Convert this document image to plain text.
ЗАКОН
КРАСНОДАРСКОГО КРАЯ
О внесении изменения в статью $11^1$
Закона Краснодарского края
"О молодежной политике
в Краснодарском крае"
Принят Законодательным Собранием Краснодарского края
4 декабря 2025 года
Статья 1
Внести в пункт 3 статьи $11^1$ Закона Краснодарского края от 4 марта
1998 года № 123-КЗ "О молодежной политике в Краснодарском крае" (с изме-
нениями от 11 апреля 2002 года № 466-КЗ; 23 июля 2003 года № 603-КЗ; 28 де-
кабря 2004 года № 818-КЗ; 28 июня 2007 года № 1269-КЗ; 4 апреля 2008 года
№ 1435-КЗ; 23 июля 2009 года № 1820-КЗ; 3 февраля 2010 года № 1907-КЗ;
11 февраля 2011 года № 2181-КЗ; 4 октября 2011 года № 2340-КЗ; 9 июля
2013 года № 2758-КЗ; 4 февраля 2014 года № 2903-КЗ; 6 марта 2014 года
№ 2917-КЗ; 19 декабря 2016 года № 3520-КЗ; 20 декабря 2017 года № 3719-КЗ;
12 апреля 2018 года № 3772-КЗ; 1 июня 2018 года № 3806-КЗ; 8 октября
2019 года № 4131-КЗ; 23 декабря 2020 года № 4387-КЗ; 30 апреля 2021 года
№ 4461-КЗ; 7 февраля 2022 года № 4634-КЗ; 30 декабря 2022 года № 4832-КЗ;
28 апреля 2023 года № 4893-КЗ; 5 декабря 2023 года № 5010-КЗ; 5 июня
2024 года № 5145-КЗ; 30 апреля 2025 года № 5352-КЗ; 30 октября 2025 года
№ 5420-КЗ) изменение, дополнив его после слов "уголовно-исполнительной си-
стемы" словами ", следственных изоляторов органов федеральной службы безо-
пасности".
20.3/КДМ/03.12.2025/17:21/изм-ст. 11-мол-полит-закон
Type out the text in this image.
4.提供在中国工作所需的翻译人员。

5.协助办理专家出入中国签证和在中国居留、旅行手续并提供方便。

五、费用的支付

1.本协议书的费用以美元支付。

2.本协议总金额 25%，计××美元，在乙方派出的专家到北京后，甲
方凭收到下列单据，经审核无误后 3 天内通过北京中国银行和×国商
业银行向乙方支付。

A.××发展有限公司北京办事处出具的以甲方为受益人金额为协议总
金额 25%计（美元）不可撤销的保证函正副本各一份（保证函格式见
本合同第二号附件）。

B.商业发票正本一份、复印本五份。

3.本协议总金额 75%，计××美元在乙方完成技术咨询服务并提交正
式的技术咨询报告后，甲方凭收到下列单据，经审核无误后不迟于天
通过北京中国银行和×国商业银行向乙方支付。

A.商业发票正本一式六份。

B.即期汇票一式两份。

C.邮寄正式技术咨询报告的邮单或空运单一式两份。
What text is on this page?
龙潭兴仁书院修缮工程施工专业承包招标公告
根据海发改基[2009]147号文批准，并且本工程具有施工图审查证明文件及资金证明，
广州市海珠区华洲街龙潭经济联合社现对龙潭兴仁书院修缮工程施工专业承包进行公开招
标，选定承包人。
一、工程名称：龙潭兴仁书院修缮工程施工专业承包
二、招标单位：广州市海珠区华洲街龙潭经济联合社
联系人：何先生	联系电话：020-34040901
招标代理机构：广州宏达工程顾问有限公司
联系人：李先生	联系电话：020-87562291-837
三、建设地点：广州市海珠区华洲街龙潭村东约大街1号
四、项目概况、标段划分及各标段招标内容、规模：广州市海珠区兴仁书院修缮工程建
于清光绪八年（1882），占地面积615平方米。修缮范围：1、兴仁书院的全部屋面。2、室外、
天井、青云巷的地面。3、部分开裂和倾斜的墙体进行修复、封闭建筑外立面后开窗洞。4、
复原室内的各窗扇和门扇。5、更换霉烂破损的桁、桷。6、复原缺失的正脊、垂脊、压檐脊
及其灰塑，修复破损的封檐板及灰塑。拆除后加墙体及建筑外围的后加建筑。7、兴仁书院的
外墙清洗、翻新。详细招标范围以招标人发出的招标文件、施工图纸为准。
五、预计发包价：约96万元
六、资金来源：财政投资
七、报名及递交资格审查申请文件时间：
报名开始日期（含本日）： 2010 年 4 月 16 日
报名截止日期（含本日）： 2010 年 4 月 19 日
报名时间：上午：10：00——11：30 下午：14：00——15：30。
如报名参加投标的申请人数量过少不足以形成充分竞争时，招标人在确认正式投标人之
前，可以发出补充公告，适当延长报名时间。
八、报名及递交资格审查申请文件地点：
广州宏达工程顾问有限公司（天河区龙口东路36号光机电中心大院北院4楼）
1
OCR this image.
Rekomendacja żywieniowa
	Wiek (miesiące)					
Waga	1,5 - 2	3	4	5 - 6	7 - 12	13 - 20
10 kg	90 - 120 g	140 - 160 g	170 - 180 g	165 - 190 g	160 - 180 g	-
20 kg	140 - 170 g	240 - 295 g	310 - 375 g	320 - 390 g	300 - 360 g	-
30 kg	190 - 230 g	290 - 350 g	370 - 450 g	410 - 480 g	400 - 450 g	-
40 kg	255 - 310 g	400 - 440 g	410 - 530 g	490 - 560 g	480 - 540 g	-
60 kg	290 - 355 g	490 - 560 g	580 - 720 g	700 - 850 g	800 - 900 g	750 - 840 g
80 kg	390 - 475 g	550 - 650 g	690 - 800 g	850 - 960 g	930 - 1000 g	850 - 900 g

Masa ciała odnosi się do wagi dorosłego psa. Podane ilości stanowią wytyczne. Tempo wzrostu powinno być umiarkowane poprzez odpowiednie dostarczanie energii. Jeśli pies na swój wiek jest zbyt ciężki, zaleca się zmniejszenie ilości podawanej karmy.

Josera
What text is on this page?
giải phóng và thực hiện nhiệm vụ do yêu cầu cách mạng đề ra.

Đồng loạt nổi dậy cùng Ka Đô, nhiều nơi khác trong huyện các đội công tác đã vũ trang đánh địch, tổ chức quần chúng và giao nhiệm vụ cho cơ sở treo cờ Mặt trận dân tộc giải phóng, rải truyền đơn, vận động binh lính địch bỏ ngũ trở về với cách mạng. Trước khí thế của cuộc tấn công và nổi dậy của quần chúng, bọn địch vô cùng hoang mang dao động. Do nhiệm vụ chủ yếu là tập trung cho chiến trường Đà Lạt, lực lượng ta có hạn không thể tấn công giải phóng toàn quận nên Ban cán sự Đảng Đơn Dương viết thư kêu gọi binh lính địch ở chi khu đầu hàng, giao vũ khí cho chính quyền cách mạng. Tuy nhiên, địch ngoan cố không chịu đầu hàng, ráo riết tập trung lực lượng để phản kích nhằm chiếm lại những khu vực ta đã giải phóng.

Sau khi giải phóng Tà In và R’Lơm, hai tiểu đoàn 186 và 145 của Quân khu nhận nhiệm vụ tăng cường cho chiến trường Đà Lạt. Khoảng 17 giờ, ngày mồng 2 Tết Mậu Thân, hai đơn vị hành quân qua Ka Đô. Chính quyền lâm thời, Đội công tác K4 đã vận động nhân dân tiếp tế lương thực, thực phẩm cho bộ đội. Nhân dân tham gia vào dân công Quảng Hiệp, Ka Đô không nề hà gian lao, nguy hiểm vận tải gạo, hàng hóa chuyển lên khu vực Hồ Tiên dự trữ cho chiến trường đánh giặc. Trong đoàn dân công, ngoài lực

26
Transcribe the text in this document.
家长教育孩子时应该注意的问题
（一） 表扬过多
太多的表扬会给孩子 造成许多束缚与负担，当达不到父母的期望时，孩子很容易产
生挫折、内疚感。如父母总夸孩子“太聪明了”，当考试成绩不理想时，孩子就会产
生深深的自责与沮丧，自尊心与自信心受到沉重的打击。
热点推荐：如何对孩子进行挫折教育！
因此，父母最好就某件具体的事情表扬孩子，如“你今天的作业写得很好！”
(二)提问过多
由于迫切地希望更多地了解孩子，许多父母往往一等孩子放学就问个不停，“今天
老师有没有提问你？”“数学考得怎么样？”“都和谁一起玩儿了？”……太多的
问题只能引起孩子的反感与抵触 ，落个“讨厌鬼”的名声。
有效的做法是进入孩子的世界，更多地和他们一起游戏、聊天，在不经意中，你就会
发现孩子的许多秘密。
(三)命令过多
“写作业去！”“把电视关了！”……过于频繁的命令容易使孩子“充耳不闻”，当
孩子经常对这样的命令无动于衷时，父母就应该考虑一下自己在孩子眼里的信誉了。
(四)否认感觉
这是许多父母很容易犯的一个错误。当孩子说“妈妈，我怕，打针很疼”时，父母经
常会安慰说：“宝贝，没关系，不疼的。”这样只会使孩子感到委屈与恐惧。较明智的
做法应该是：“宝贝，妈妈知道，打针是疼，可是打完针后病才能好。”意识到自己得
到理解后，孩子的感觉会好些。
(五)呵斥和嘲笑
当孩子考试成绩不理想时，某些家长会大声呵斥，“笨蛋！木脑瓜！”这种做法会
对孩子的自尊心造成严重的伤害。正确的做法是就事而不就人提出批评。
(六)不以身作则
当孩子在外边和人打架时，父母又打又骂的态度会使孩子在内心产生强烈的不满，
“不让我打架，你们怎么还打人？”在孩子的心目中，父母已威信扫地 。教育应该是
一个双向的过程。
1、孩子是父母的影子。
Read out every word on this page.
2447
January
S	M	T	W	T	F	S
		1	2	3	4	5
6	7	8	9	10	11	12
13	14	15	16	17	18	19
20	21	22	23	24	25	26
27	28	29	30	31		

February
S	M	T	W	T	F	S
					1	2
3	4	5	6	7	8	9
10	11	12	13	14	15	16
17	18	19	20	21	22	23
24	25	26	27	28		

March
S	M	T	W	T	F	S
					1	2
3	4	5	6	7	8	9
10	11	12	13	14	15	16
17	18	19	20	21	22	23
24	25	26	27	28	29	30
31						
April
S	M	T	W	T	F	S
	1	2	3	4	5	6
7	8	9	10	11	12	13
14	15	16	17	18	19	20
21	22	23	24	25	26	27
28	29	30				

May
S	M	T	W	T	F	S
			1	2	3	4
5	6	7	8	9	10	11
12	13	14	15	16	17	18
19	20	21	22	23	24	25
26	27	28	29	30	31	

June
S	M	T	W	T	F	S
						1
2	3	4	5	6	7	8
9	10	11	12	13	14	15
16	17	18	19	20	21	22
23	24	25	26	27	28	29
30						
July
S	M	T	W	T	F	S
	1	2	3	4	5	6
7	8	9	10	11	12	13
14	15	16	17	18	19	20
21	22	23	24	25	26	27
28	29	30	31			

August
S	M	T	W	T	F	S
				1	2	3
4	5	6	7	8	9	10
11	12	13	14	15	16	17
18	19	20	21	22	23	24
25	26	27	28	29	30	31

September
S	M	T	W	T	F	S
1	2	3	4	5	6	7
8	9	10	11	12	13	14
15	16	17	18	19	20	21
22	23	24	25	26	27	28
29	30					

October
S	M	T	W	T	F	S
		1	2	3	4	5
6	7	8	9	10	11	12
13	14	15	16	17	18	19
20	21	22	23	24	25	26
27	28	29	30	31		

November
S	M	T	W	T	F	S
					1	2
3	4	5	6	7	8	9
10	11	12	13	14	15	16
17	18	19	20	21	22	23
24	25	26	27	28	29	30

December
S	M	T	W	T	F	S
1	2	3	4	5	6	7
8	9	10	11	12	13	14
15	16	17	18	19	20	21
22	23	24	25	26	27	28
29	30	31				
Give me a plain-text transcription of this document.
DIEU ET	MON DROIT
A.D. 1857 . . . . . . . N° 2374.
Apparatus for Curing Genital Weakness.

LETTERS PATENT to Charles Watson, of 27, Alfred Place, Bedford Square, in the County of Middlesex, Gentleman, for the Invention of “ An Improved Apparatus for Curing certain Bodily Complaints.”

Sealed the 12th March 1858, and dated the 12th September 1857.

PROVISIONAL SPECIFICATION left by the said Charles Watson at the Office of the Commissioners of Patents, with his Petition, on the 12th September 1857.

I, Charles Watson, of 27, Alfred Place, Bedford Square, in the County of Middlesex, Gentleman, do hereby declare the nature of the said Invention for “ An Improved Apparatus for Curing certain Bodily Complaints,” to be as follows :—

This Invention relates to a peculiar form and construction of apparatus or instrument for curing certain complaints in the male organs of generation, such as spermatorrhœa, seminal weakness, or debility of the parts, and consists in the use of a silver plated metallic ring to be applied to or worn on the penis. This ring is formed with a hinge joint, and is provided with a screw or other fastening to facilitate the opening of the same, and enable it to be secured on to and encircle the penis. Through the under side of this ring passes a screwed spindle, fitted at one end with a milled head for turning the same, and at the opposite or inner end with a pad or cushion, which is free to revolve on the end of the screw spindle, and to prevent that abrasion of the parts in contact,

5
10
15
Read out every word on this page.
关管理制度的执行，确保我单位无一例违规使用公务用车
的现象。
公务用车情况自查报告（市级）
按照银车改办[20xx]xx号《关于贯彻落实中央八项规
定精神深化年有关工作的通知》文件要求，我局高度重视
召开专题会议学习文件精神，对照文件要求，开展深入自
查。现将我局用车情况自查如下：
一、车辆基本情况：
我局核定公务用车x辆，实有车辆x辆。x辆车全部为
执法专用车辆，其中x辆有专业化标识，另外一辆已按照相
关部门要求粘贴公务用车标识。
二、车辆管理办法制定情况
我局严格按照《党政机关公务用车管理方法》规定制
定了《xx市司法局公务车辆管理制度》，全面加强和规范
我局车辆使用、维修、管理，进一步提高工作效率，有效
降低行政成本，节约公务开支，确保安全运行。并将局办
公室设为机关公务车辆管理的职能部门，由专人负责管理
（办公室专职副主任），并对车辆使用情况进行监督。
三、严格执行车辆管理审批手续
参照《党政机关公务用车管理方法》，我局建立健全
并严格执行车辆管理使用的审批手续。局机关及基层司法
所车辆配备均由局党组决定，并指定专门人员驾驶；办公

WHAT IS REQUIRED
Work through the data and report how many of its lines hold the word "июля", giving only the figure.

SOLUTION BELOW
3